#### Task input
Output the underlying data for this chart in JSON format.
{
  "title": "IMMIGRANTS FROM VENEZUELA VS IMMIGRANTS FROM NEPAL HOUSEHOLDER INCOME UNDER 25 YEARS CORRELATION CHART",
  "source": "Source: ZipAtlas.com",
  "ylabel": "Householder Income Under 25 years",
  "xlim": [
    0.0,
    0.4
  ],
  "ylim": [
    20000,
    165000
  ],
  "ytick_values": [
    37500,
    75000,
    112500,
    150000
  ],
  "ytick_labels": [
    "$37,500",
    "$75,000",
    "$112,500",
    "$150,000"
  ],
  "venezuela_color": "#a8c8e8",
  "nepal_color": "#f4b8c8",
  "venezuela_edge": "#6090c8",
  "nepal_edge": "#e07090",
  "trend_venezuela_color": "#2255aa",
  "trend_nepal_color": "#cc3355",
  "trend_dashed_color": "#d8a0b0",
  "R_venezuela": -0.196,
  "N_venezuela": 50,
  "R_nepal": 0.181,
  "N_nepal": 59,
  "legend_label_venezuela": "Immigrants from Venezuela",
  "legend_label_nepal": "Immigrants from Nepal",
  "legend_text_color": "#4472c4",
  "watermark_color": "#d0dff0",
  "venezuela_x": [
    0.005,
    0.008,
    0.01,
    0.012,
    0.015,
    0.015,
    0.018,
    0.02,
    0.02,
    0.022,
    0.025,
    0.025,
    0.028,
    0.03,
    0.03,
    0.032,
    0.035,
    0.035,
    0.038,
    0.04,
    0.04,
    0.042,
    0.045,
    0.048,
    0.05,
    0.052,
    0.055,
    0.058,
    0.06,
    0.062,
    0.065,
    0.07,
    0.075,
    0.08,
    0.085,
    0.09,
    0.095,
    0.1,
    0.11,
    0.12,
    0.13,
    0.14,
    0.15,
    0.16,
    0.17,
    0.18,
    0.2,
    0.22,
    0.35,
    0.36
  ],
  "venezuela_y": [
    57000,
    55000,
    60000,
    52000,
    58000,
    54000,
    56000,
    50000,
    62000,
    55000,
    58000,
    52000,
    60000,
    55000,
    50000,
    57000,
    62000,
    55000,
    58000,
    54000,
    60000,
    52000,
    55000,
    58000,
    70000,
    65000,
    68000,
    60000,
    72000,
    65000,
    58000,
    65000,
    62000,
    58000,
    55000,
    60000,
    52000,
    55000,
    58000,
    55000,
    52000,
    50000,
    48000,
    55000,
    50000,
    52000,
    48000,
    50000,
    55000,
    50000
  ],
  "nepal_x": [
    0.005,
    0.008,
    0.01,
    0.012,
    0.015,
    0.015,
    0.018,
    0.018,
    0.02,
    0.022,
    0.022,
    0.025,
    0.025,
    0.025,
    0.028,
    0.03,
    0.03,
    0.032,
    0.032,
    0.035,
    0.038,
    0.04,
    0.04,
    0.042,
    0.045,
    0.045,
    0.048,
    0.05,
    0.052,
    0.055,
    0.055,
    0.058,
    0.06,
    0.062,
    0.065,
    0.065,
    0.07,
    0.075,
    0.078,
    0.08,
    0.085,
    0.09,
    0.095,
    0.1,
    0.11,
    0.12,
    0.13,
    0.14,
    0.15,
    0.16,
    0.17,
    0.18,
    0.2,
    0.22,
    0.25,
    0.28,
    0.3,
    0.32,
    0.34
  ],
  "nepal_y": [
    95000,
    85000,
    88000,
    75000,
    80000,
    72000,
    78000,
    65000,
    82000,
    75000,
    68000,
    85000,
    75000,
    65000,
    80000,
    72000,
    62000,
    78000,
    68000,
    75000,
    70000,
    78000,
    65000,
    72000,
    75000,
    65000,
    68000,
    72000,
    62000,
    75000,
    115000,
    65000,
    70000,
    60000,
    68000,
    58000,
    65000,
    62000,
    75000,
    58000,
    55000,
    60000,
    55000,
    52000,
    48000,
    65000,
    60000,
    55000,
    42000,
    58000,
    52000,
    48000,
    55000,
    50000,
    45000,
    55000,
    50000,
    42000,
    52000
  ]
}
########
» **Stated task**
Extract every entry in the listing word for word.

» **Finished answer**
Output the underlying data for this chart in JSON format.
{
  "title": "IMMIGRANTS FROM VENEZUELA VS IMMIGRANTS FROM NEPAL HOUSEHOLDER INCOME UNDER 25 YEARS CORRELATION CHART",
  "source": "Source: ZipAtlas.com",
  "ylabel": "Householder Income Under 25 years",
  "xlim": [
    0.0,
    0.4
  ],
  "ylim": [
    20000,
    165000
  ],
  "ytick_values": [
    37500,
    75000,
    112500,
    150000
  ],
  "ytick_labels": [
    "$37,500",
    "$75,000",
    "$112,500",
    "$150,000"
  ],
  "venezuela_color": "#a8c8e8",
  "nepal_color": "#f4b8c8",
  "venezuela_edge": "#6090c8",
  "nepal_edge": "#e07090",
  "trend_venezuela_color": "#2255aa",
  "trend_nepal_color": "#cc3355",
  "trend_dashed_color": "#d8a0b0",
  "R_venezuela": -0.196,
  "N_venezuela": 50,
  "R_nepal": 0.181,
  "N_nepal": 59,
  "legend_label_venezuela": "Immigrants from Venezuela",
  "legend_label_nepal": "Immigrants from Nepal",
  "legend_text_color": "#4472c4",
  "watermark_color": "#d0dff0",
  "venezuela_x": [
    0.005,
    0.008,
    0.01,
    0.012,
    0.015,
    0.015,
    0.018,
    0.02,
    0.02,
    0.022,
    0.025,
    0.025,
    0.028,
    0.03,
    0.03,
    0.032,
    0.035,
    0.035,
    0.038,
    0.04,
    0.04,
    0.042,
    0.045,
    0.048,
    0.05,
    0.052,
    0.055,
    0.058,
    0.06,
    0.062,
    0.065,
    0.07,
    0.075,
    0.08,
    0.085,
    0.09,
    0.095,
    0.1,
    0.11,
    0.12,
    0.13,
    0.14,
    0.15,
    0.16,
    0.17,
    0.18,
    0.2,
    0.22,
    0.35,
    0.36
  ],
  "venezuela_y": [
    57000,
    55000,
    60000,
    52000,
    58000,
    54000,
    56000,
    50000,
    62000,
    55000,
    58000,
    52000,
    60000,
    55000,
    50000,
    57000,
    62000,
    55000,
    58000,
    54000,
    60000,
    52000,
    55000,
    58000,
    70000,
    65000,
    68000,
    60000,
    72000,
    65000,
    58000,
    65000,
    62000,
    58000,
    55000,
    60000,
    52000,
    55000,
    58000,
    55000,
    52000,
    50000,
    48000,
    55000,
    50000,
    52000,
    48000,
    50000,
    55000,
    50000
  ],
  "nepal_x": [
    0.005,
    0.008,
    0.01,
    0.012,
    0.015,
    0.015,
    0.018,
    0.018,
    0.02,
    0.022,
    0.022,
    0.025,
    0.025,
    0.025,
    0.028,
    0.03,
    0.03,
    0.032,
    0.032,
    0.035,
    0.038,
    0.04,
    0.04,
    0.042,
    0.045,
    0.045,
    0.048,
    0.05,
    0.052,
    0.055,
    0.055,
    0.058,
    0.06,
    0.062,
    0.065,
    0.065,
    0.07,
    0.075,
    0.078,
    0.08,
    0.085,
    0.09,
    0.095,
    0.1,
    0.11,
    0.12,
    0.13,
    0.14,
    0.15,
    0.16,
    0.17,
    0.18,
    0.2,
    0.22,
    0.25,
    0.28,
    0.3,
    0.32,
    0.34
  ],
  "nepal_y": [
    95000,
    85000,
    88000,
    75000,
    80000,
    72000,
    78000,
    65000,
    82000,
    75000,
    68000,
    85000,
    75000,
    65000,
    80000,
    72000,
    62000,
    78000,
    68000,
    75000,
    70000,
    78000,
    65000,
    72000,
    75000,
    65000,
    68000,
    72000,
    62000,
    75000,
    115000,
    65000,
    70000,
    60000,
    68000,
    58000,
    65000,
    62000,
    75000,
    58000,
    55000,
    60000,
    55000,
    52000,
    48000,
    65000,
    60000,
    55000,
    42000,
    58000,
    52000,
    48000,
    55000,
    50000,
    45000,
    55000,
    50000,
    42000,
    52000
  ]
}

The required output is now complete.